Requirements:
Could you retype every line of the material below without changing anything, and leave the pictures out of your answer?

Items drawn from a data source
━━━━━━━━━━━━━━━━

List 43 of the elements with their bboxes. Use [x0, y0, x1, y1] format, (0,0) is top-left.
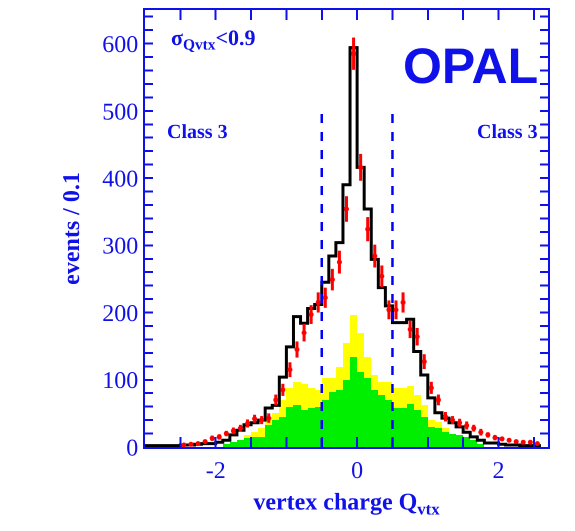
point	[386, 307, 392, 312]
point	[436, 397, 441, 402]
point	[308, 312, 314, 318]
point	[351, 51, 356, 56]
point	[365, 226, 370, 232]
point	[408, 326, 413, 332]
y-tick-label: 0	[126, 435, 138, 462]
y-tick-label: 400	[102, 166, 138, 192]
x-axis-title: vertex charge Q$_{vtx}$	[253, 490, 440, 519]
y-tick-label: 600	[102, 32, 138, 58]
y-axis-title: events / 0.1	[58, 172, 85, 285]
bar	[442, 428, 449, 432]
point	[280, 387, 286, 392]
point	[464, 422, 470, 428]
point	[344, 206, 349, 212]
point	[393, 307, 398, 312]
point	[336, 260, 342, 265]
point	[322, 295, 328, 300]
point	[400, 300, 406, 305]
y-tick-label: 500	[102, 99, 138, 126]
point	[379, 274, 384, 279]
annotation: Class 3	[477, 121, 538, 143]
annotation: Class 3	[167, 121, 228, 143]
annotation: OPAL	[403, 38, 538, 94]
x-tick-label: 2	[492, 458, 505, 484]
y-tick-label: 100	[102, 368, 138, 394]
point	[330, 277, 335, 282]
point	[372, 254, 378, 259]
y-tick-label: 200	[102, 300, 138, 327]
x-tick-label: 0	[351, 458, 364, 484]
annotation: σ$_{Qvtx}$<0.9	[171, 25, 256, 54]
point	[358, 164, 364, 170]
y-tick-label: 300	[102, 234, 138, 260]
point	[422, 359, 427, 364]
point	[428, 385, 434, 390]
point	[287, 367, 292, 372]
point	[442, 414, 448, 420]
point	[414, 334, 420, 340]
x-tick-label: -2	[206, 458, 226, 484]
point	[273, 397, 278, 402]
point	[316, 300, 321, 305]
point	[266, 416, 272, 421]
point	[302, 330, 307, 336]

━━━━━━━━━━━━━━━━

Answer to this task:
List 43 of the elements with their bboxes. Use [x0, y0, x1, y1] format, (0,0) is top-left.
point	[386, 307, 392, 312]
point	[436, 397, 441, 402]
point	[308, 312, 314, 318]
point	[351, 51, 356, 56]
point	[365, 226, 370, 232]
point	[408, 326, 413, 332]
y-tick-label: 0	[126, 435, 138, 462]
y-tick-label: 400	[102, 166, 138, 192]
x-axis-title: vertex charge Q$_{vtx}$	[253, 490, 440, 519]
y-tick-label: 600	[102, 32, 138, 58]
y-axis-title: events / 0.1	[58, 172, 85, 285]
bar	[442, 428, 449, 432]
point	[280, 387, 286, 392]
point	[464, 422, 470, 428]
point	[344, 206, 349, 212]
point	[393, 307, 398, 312]
point	[336, 260, 342, 265]
point	[322, 295, 328, 300]
point	[400, 300, 406, 305]
y-tick-label: 500	[102, 99, 138, 126]
point	[379, 274, 384, 279]
annotation: Class 3	[477, 121, 538, 143]
annotation: Class 3	[167, 121, 228, 143]
annotation: OPAL	[403, 38, 538, 94]
x-tick-label: 2	[492, 458, 505, 484]
y-tick-label: 100	[102, 368, 138, 394]
point	[330, 277, 335, 282]
point	[372, 254, 378, 259]
y-tick-label: 200	[102, 300, 138, 327]
x-tick-label: 0	[351, 458, 364, 484]
annotation: σ$_{Qvtx}$<0.9	[171, 25, 256, 54]
point	[358, 164, 364, 170]
y-tick-label: 300	[102, 234, 138, 260]
point	[422, 359, 427, 364]
point	[428, 385, 434, 390]
point	[287, 367, 292, 372]
point	[442, 414, 448, 420]
point	[414, 334, 420, 340]
x-tick-label: -2	[206, 458, 226, 484]
point	[273, 397, 278, 402]
point	[316, 300, 321, 305]
point	[266, 416, 272, 421]
point	[302, 330, 307, 336]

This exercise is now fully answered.